RECORDS SUPPLIED>

-=-=-

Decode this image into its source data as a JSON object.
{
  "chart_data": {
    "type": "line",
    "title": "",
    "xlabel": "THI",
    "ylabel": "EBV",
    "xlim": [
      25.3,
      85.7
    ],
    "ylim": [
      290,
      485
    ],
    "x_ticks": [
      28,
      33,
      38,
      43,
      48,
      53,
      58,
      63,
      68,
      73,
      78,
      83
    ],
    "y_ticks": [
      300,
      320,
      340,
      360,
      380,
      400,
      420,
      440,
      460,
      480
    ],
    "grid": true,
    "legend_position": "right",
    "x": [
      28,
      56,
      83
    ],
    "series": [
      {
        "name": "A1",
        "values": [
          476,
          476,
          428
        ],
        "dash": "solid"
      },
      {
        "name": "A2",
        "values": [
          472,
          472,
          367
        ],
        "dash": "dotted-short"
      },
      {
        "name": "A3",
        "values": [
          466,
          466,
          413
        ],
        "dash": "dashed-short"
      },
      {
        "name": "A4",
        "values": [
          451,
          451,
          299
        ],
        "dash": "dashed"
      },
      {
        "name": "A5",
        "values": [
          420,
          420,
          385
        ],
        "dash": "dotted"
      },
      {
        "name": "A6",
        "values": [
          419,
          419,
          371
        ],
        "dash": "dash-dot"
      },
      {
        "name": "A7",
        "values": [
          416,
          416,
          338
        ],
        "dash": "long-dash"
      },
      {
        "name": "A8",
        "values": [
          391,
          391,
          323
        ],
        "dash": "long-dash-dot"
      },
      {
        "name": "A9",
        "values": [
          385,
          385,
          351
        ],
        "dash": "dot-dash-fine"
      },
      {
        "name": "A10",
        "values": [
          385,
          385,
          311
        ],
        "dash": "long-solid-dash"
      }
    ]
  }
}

-=-=-

Each line above must be reproduced exactly as it stands.

Decode this image into its source data as a JSON object.
{
  "chart_data": {
    "type": "line",
    "title": "",
    "xlabel": "THI",
    "ylabel": "EBV",
    "xlim": [
      25.3,
      85.7
    ],
    "ylim": [
      290,
      485
    ],
    "x_ticks": [
      28,
      33,
      38,
      43,
      48,
      53,
      58,
      63,
      68,
      73,
      78,
      83
    ],
    "y_ticks": [
      300,
      320,
      340,
      360,
      380,
      400,
      420,
      440,
      460,
      480
    ],
    "grid": true,
    "legend_position": "right",
    "x": [
      28,
      56,
      83
    ],
    "series": [
      {
        "name": "A1",
        "values": [
          476,
          476,
          428
        ],
        "dash": "solid"
      },
      {
        "name": "A2",
        "values": [
          472,
          472,
          367
        ],
        "dash": "dotted-short"
      },
      {
        "name": "A3",
        "values": [
          466,
          466,
          413
        ],
        "dash": "dashed-short"
      },
      {
        "name": "A4",
        "values": [
          451,
          451,
          299
        ],
        "dash": "dashed"
      },
      {
        "name": "A5",
        "values": [
          420,
          420,
          385
        ],
        "dash": "dotted"
      },
      {
        "name": "A6",
        "values": [
          419,
          419,
          371
        ],
        "dash": "dash-dot"
      },
      {
        "name": "A7",
        "values": [
          416,
          416,
          338
        ],
        "dash": "long-dash"
      },
      {
        "name": "A8",
        "values": [
          391,
          391,
          323
        ],
        "dash": "long-dash-dot"
      },
      {
        "name": "A9",
        "values": [
          385,
          385,
          351
        ],
        "dash": "dot-dash-fine"
      },
      {
        "name": "A10",
        "values": [
          385,
          385,
          311
        ],
        "dash": "long-solid-dash"
      }
    ]
  }
}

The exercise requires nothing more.